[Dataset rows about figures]
▬▬▬

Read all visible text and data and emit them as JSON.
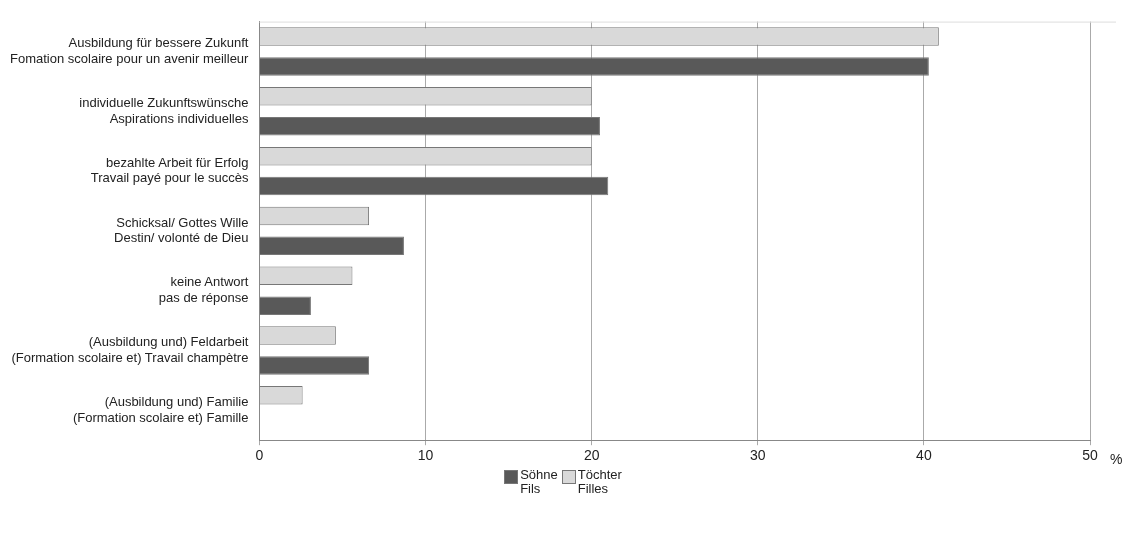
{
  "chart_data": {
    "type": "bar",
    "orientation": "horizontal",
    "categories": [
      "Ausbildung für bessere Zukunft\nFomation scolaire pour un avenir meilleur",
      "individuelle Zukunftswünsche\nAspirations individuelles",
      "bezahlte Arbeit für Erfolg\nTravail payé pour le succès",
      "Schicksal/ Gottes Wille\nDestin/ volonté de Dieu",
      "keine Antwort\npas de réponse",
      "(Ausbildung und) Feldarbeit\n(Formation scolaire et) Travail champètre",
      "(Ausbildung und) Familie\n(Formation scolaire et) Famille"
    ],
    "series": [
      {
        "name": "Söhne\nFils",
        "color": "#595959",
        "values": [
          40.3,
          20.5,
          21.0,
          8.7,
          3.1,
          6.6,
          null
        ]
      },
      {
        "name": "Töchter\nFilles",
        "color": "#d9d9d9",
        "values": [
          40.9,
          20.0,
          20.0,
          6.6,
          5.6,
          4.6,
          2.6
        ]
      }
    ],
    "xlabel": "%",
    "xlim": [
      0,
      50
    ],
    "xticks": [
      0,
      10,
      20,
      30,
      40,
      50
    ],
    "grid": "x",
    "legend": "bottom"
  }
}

▬▬▬

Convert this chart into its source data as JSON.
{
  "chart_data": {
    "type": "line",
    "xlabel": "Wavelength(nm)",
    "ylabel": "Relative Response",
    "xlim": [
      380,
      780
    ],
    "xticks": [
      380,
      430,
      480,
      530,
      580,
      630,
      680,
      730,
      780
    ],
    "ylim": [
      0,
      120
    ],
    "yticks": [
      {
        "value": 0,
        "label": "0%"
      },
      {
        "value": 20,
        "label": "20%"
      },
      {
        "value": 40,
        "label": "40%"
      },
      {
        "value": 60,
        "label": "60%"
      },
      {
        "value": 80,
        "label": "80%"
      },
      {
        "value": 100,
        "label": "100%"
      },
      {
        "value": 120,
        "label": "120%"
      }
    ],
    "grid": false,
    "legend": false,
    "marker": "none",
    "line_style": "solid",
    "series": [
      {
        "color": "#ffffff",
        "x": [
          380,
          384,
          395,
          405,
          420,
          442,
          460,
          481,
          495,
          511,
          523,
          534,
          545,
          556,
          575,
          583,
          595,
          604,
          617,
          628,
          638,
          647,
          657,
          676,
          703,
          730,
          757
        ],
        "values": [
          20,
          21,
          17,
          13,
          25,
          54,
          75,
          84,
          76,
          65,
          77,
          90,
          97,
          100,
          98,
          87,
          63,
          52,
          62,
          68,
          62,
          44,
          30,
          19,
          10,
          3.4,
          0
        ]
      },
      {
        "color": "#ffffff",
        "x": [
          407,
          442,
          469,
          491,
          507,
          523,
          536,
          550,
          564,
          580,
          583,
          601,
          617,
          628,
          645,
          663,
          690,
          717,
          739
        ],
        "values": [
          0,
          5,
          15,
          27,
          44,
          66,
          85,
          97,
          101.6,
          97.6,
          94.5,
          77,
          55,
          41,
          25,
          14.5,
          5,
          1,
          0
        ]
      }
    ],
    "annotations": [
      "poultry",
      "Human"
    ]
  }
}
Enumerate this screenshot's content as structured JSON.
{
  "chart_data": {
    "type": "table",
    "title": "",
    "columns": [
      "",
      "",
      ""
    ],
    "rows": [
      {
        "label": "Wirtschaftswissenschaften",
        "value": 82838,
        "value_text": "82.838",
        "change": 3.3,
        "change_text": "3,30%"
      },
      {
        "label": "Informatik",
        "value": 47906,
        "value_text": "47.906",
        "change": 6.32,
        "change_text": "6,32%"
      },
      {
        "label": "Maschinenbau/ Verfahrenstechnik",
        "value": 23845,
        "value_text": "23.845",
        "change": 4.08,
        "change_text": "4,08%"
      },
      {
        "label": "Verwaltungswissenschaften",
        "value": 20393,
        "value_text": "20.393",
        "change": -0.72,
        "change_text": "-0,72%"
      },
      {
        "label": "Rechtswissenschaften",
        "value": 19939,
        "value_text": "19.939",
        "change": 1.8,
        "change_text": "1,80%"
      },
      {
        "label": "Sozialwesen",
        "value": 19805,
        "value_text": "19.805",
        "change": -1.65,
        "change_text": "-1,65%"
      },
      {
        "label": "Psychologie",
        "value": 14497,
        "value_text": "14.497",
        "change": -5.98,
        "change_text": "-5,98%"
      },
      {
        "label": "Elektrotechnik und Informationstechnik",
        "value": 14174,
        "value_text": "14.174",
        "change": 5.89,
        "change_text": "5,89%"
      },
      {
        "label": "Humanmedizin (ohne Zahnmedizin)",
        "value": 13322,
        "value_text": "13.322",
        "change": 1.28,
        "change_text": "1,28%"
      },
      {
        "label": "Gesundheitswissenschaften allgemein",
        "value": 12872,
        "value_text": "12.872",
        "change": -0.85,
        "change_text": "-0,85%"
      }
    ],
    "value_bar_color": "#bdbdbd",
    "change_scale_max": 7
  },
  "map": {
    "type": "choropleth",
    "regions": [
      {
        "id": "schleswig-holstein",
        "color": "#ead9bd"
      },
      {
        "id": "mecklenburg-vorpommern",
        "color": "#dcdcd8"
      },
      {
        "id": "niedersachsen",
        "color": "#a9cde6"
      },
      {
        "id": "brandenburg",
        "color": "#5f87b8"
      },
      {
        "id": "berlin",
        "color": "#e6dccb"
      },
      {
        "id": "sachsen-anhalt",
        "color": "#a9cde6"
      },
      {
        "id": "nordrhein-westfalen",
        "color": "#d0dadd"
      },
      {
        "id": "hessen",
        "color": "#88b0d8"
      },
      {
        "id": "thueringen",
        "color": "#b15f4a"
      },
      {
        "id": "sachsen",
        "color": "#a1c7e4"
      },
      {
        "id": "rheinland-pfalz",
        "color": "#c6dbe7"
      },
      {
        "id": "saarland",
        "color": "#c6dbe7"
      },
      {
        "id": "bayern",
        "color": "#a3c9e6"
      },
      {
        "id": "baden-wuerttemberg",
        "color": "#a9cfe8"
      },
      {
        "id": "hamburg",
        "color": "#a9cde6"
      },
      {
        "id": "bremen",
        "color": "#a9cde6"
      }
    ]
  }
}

▬▬▬

**SET PROBLEM:** Count how many lines hold the string "type" and give that number alone.

**RESULT OF THE EXERCISE:** 4